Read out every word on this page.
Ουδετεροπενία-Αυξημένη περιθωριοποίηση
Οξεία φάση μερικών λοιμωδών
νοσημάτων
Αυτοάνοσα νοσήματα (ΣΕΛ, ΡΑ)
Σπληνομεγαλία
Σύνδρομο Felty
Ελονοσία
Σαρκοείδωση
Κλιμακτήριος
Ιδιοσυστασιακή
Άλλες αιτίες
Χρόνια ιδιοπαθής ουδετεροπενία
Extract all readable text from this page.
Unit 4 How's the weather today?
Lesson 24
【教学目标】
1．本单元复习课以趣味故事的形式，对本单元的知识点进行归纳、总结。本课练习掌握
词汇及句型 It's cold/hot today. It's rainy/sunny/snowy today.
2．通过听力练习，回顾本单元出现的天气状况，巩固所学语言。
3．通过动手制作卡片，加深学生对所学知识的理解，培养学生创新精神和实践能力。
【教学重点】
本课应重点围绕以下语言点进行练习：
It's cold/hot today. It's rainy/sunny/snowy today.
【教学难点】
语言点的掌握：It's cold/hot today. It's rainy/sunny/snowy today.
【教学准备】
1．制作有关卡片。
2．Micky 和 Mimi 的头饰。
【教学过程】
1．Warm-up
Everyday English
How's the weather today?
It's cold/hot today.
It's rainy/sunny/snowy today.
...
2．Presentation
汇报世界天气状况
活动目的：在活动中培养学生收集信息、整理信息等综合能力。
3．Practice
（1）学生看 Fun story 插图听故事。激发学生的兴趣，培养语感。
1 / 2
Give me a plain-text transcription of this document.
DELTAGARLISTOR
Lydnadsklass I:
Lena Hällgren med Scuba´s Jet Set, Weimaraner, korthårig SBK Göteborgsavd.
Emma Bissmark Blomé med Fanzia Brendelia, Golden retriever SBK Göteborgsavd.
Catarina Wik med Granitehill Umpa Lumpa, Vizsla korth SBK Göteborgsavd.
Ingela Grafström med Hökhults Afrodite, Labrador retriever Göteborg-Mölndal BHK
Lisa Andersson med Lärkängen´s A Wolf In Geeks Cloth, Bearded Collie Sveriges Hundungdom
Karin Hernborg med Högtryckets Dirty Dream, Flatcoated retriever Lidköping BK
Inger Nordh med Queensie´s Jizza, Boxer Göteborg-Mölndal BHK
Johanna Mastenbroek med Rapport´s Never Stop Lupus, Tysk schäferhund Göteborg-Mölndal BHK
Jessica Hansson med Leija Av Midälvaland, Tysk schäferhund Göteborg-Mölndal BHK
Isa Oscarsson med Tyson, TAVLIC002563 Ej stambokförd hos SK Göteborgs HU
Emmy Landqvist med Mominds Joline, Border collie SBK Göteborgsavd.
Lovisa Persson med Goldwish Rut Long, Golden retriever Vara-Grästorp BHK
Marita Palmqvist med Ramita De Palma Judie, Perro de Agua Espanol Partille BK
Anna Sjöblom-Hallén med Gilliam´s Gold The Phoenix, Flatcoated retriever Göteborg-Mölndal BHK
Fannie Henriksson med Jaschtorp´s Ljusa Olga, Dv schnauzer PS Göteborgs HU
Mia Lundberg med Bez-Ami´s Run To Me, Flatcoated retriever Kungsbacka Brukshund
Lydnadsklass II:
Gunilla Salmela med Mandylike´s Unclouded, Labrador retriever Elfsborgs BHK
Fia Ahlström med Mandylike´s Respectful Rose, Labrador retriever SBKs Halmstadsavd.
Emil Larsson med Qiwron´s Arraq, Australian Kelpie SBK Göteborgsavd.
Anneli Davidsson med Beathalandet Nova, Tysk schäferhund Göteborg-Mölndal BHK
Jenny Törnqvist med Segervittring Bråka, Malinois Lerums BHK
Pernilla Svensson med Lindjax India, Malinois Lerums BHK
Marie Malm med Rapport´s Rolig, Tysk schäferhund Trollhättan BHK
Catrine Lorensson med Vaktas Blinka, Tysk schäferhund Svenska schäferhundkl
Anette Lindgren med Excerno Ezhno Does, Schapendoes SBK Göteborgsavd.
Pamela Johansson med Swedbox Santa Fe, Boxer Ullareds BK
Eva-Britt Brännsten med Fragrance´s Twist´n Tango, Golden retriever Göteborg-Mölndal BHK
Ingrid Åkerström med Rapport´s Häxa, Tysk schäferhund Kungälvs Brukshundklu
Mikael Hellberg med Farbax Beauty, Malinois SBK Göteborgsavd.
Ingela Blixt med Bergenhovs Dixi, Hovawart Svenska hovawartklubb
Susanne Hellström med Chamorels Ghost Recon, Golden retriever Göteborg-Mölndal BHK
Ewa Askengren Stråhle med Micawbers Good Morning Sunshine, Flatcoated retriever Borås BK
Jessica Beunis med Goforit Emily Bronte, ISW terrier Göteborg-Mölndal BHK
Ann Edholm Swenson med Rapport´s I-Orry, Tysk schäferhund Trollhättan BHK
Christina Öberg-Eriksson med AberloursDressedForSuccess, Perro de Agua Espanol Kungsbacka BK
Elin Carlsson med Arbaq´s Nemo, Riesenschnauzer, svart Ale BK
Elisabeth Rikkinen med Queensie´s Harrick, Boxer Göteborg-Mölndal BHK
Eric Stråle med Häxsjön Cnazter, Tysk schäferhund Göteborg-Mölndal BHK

= = =

INSTRUCTION
Once more, set down the full listing, verbatim.

REPLY TO THE TASK
Read out every word on this page.
Ουδετεροπενία-Αυξημένη περιθωριοποίηση
Οξεία φάση μερικών λοιμωδών
νοσημάτων
Αυτοάνοσα νοσήματα (ΣΕΛ, ΡΑ)
Σπληνομεγαλία
Σύνδρομο Felty
Ελονοσία
Σαρκοείδωση
Κλιμακτήριος
Ιδιοσυστασιακή
Άλλες αιτίες
Χρόνια ιδιοπαθής ουδετεροπενία
Extract all readable text from this page.
Unit 4 How's the weather today?
Lesson 24
【教学目标】
1．本单元复习课以趣味故事的形式，对本单元的知识点进行归纳、总结。本课练习掌握
词汇及句型 It's cold/hot today. It's rainy/sunny/snowy today.
2．通过听力练习，回顾本单元出现的天气状况，巩固所学语言。
3．通过动手制作卡片，加深学生对所学知识的理解，培养学生创新精神和实践能力。
【教学重点】
本课应重点围绕以下语言点进行练习：
It's cold/hot today. It's rainy/sunny/snowy today.
【教学难点】
语言点的掌握：It's cold/hot today. It's rainy/sunny/snowy today.
【教学准备】
1．制作有关卡片。
2．Micky 和 Mimi 的头饰。
【教学过程】
1．Warm-up
Everyday English
How's the weather today?
It's cold/hot today.
It's rainy/sunny/snowy today.
...
2．Presentation
汇报世界天气状况
活动目的：在活动中培养学生收集信息、整理信息等综合能力。
3．Practice
（1）学生看 Fun story 插图听故事。激发学生的兴趣，培养语感。
1 / 2
Give me a plain-text transcription of this document.
DELTAGARLISTOR
Lydnadsklass I:
Lena Hällgren med Scuba´s Jet Set, Weimaraner, korthårig SBK Göteborgsavd.
Emma Bissmark Blomé med Fanzia Brendelia, Golden retriever SBK Göteborgsavd.
Catarina Wik med Granitehill Umpa Lumpa, Vizsla korth SBK Göteborgsavd.
Ingela Grafström med Hökhults Afrodite, Labrador retriever Göteborg-Mölndal BHK
Lisa Andersson med Lärkängen´s A Wolf In Geeks Cloth, Bearded Collie Sveriges Hundungdom
Karin Hernborg med Högtryckets Dirty Dream, Flatcoated retriever Lidköping BK
Inger Nordh med Queensie´s Jizza, Boxer Göteborg-Mölndal BHK
Johanna Mastenbroek med Rapport´s Never Stop Lupus, Tysk schäferhund Göteborg-Mölndal BHK
Jessica Hansson med Leija Av Midälvaland, Tysk schäferhund Göteborg-Mölndal BHK
Isa Oscarsson med Tyson, TAVLIC002563 Ej stambokförd hos SK Göteborgs HU
Emmy Landqvist med Mominds Joline, Border collie SBK Göteborgsavd.
Lovisa Persson med Goldwish Rut Long, Golden retriever Vara-Grästorp BHK
Marita Palmqvist med Ramita De Palma Judie, Perro de Agua Espanol Partille BK
Anna Sjöblom-Hallén med Gilliam´s Gold The Phoenix, Flatcoated retriever Göteborg-Mölndal BHK
Fannie Henriksson med Jaschtorp´s Ljusa Olga, Dv schnauzer PS Göteborgs HU
Mia Lundberg med Bez-Ami´s Run To Me, Flatcoated retriever Kungsbacka Brukshund
Lydnadsklass II:
Gunilla Salmela med Mandylike´s Unclouded, Labrador retriever Elfsborgs BHK
Fia Ahlström med Mandylike´s Respectful Rose, Labrador retriever SBKs Halmstadsavd.
Emil Larsson med Qiwron´s Arraq, Australian Kelpie SBK Göteborgsavd.
Anneli Davidsson med Beathalandet Nova, Tysk schäferhund Göteborg-Mölndal BHK
Jenny Törnqvist med Segervittring Bråka, Malinois Lerums BHK
Pernilla Svensson med Lindjax India, Malinois Lerums BHK
Marie Malm med Rapport´s Rolig, Tysk schäferhund Trollhättan BHK
Catrine Lorensson med Vaktas Blinka, Tysk schäferhund Svenska schäferhundkl
Anette Lindgren med Excerno Ezhno Does, Schapendoes SBK Göteborgsavd.
Pamela Johansson med Swedbox Santa Fe, Boxer Ullareds BK
Eva-Britt Brännsten med Fragrance´s Twist´n Tango, Golden retriever Göteborg-Mölndal BHK
Ingrid Åkerström med Rapport´s Häxa, Tysk schäferhund Kungälvs Brukshundklu
Mikael Hellberg med Farbax Beauty, Malinois SBK Göteborgsavd.
Ingela Blixt med Bergenhovs Dixi, Hovawart Svenska hovawartklubb
Susanne Hellström med Chamorels Ghost Recon, Golden retriever Göteborg-Mölndal BHK
Ewa Askengren Stråhle med Micawbers Good Morning Sunshine, Flatcoated retriever Borås BK
Jessica Beunis med Goforit Emily Bronte, ISW terrier Göteborg-Mölndal BHK
Ann Edholm Swenson med Rapport´s I-Orry, Tysk schäferhund Trollhättan BHK
Christina Öberg-Eriksson med AberloursDressedForSuccess, Perro de Agua Espanol Kungsbacka BK
Elin Carlsson med Arbaq´s Nemo, Riesenschnauzer, svart Ale BK
Elisabeth Rikkinen med Queensie´s Harrick, Boxer Göteborg-Mölndal BHK
Eric Stråle med Häxsjön Cnazter, Tysk schäferhund Göteborg-Mölndal BHK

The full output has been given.